Transcribe each entry below exactly. Pictures do not go in the copy.

[Data entries for graphics]
══════

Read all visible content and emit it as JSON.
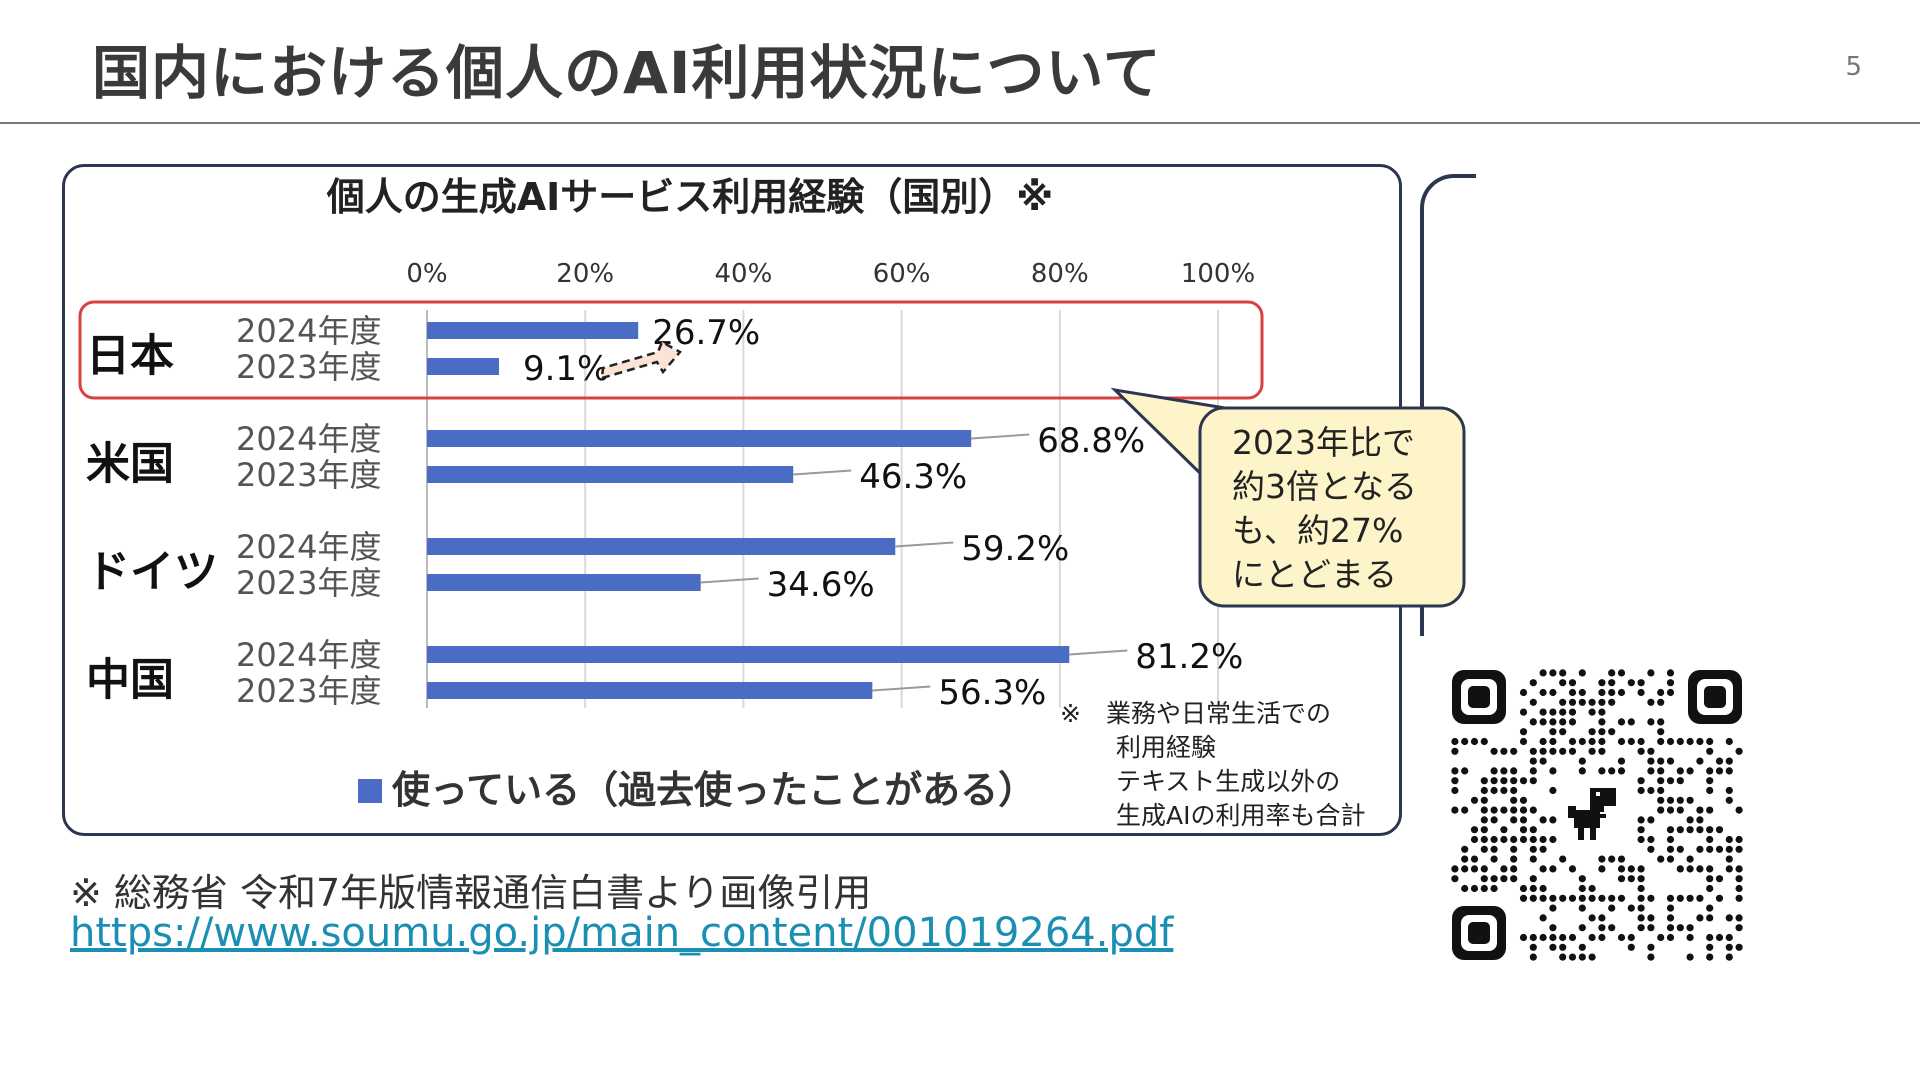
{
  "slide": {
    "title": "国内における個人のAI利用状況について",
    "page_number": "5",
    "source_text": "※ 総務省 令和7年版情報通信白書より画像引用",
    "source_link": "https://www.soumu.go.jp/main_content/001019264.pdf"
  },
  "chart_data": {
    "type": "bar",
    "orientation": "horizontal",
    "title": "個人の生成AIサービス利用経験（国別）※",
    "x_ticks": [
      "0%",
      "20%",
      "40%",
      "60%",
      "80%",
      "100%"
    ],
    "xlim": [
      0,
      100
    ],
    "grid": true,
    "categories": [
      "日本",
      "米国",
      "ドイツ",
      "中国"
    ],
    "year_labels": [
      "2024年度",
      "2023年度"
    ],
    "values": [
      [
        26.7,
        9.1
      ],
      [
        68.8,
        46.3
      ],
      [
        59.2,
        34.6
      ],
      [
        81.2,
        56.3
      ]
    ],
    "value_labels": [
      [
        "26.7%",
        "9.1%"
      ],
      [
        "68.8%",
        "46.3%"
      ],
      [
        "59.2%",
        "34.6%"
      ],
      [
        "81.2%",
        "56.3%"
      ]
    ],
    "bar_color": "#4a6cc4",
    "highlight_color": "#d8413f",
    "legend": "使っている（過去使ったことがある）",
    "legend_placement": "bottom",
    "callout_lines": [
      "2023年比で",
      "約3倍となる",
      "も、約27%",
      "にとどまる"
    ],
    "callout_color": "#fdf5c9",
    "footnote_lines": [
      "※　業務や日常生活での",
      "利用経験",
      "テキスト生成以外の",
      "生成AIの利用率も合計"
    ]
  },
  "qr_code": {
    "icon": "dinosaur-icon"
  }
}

══════

Task response —
Read all visible content and emit it as JSON.
{
  "slide": {
    "title": "国内における個人のAI利用状況について",
    "page_number": "5",
    "source_text": "※ 総務省 令和7年版情報通信白書より画像引用",
    "source_link": "https://www.soumu.go.jp/main_content/001019264.pdf"
  },
  "chart_data": {
    "type": "bar",
    "orientation": "horizontal",
    "title": "個人の生成AIサービス利用経験（国別）※",
    "x_ticks": [
      "0%",
      "20%",
      "40%",
      "60%",
      "80%",
      "100%"
    ],
    "xlim": [
      0,
      100
    ],
    "grid": true,
    "categories": [
      "日本",
      "米国",
      "ドイツ",
      "中国"
    ],
    "year_labels": [
      "2024年度",
      "2023年度"
    ],
    "values": [
      [
        26.7,
        9.1
      ],
      [
        68.8,
        46.3
      ],
      [
        59.2,
        34.6
      ],
      [
        81.2,
        56.3
      ]
    ],
    "value_labels": [
      [
        "26.7%",
        "9.1%"
      ],
      [
        "68.8%",
        "46.3%"
      ],
      [
        "59.2%",
        "34.6%"
      ],
      [
        "81.2%",
        "56.3%"
      ]
    ],
    "bar_color": "#4a6cc4",
    "highlight_color": "#d8413f",
    "legend": "使っている（過去使ったことがある）",
    "legend_placement": "bottom",
    "callout_lines": [
      "2023年比で",
      "約3倍となる",
      "も、約27%",
      "にとどまる"
    ],
    "callout_color": "#fdf5c9",
    "footnote_lines": [
      "※　業務や日常生活での",
      "利用経験",
      "テキスト生成以外の",
      "生成AIの利用率も合計"
    ]
  },
  "qr_code": {
    "icon": "dinosaur-icon"
  }
}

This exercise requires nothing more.